### Records to process ###

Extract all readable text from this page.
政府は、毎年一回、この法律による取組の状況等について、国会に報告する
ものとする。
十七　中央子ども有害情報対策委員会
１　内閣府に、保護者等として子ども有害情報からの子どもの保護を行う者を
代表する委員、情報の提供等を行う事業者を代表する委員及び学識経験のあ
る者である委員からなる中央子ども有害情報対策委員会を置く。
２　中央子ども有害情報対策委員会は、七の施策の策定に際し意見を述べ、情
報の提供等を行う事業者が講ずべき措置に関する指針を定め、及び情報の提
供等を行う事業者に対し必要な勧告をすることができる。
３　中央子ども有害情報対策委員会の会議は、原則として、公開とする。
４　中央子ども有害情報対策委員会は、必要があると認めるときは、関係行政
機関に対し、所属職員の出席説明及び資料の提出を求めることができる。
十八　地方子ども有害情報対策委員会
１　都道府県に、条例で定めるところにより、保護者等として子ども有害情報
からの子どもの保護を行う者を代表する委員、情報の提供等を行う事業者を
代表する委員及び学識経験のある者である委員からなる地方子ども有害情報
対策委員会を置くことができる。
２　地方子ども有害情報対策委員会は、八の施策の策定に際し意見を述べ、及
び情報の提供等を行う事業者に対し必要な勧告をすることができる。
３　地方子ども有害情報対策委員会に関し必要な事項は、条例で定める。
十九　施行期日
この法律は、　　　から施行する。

###
### Records to process ###

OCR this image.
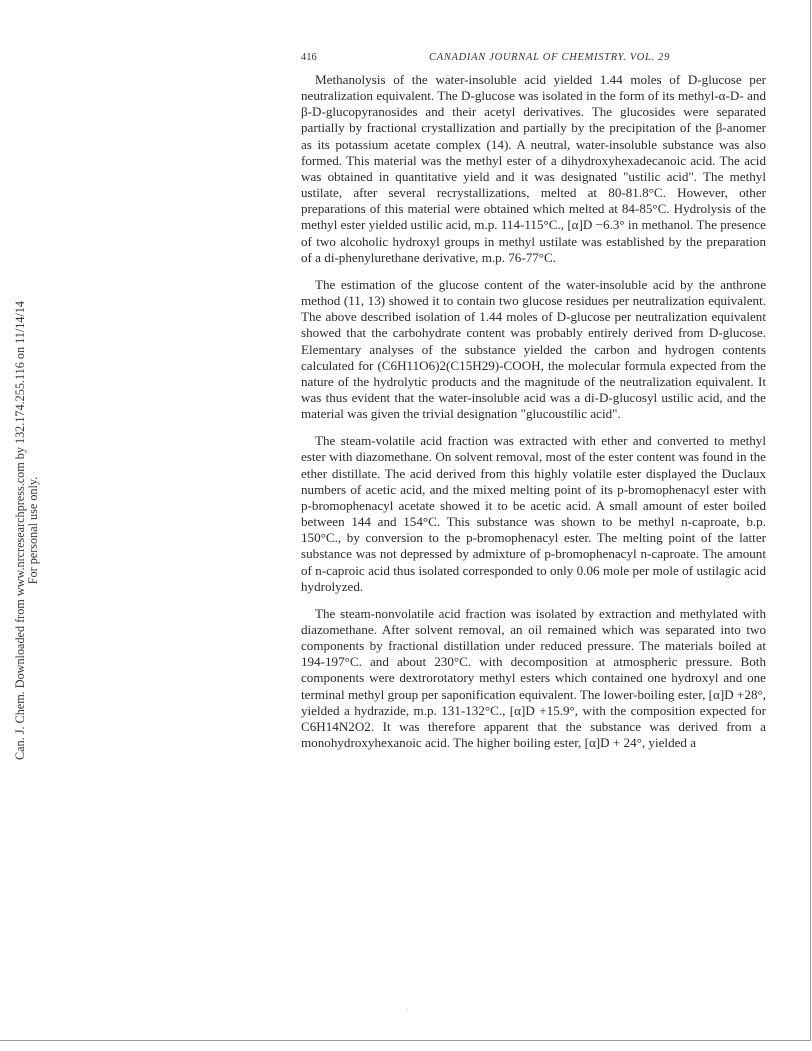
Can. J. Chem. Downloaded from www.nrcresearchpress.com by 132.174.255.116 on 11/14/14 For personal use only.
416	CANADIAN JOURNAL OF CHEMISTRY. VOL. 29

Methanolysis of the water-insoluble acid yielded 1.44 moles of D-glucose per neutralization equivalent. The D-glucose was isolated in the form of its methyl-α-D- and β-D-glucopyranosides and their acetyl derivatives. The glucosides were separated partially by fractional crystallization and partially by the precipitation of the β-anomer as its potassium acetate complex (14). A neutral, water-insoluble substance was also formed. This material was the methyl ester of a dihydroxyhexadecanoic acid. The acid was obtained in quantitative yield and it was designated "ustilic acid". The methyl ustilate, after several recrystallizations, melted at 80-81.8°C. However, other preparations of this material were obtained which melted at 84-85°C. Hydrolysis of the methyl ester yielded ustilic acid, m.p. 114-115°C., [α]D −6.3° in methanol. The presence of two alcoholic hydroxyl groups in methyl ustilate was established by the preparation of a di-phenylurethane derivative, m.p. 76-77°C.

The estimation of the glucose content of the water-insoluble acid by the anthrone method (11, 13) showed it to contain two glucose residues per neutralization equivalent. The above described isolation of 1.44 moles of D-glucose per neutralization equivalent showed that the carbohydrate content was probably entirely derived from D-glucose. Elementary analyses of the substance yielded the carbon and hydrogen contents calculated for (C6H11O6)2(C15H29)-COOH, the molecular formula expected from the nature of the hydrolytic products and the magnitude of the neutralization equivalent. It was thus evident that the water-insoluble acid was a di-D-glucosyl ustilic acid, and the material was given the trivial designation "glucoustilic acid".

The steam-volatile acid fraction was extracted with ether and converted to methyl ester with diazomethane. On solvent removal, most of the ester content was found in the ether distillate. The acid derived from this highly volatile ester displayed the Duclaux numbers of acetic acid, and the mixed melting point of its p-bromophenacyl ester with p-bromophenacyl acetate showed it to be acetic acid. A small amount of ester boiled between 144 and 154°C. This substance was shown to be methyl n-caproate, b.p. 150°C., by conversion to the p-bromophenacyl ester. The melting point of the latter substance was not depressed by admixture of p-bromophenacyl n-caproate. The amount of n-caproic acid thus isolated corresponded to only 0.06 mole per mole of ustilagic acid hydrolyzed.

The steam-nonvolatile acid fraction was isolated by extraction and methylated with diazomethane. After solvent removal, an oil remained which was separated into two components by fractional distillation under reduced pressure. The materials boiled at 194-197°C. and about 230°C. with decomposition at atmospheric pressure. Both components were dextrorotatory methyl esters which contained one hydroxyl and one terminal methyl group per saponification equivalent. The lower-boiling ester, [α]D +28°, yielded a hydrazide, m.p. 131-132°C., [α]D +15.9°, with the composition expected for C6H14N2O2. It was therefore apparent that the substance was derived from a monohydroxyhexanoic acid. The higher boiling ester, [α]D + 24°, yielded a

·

###
### Records to process ###

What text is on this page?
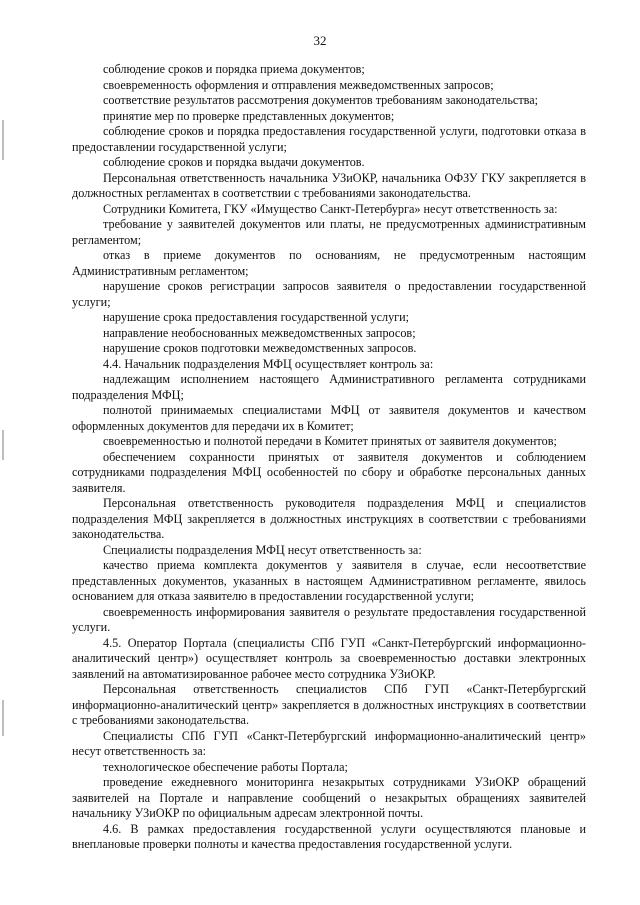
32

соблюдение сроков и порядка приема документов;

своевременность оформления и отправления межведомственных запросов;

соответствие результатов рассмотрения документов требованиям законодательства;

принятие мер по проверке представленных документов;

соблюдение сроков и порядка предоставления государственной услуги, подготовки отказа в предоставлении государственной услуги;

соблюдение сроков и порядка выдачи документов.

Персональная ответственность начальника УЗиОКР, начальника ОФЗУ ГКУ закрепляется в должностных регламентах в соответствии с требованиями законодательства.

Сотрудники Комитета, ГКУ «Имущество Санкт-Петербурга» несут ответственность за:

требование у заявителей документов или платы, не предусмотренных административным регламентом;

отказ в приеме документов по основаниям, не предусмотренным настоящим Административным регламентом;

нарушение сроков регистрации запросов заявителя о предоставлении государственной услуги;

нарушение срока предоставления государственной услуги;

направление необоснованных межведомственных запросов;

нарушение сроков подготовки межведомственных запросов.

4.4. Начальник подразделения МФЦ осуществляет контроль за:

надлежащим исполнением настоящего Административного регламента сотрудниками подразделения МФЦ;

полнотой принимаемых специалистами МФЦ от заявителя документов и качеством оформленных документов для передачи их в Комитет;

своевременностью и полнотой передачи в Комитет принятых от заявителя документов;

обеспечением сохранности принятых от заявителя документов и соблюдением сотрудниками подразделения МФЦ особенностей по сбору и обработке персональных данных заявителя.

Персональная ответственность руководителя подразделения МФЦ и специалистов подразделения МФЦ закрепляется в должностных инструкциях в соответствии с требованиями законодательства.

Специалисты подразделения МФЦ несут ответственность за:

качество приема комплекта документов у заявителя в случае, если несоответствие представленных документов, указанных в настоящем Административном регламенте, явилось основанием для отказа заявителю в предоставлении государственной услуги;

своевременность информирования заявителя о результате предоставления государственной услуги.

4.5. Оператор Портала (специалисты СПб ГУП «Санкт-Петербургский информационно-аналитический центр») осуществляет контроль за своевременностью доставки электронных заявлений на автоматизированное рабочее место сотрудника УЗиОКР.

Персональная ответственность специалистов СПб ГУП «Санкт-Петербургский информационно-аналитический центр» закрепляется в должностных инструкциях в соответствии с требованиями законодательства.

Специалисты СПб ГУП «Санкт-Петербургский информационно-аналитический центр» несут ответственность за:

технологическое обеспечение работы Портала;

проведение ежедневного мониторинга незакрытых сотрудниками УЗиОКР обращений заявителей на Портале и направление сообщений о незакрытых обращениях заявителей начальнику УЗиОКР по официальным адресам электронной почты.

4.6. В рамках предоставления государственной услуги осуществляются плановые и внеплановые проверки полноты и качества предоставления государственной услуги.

###

Exercise details:
Find how many lines of the listing include the string "осуществляет" and give that number, nothing else.

Solution to the exercise:
2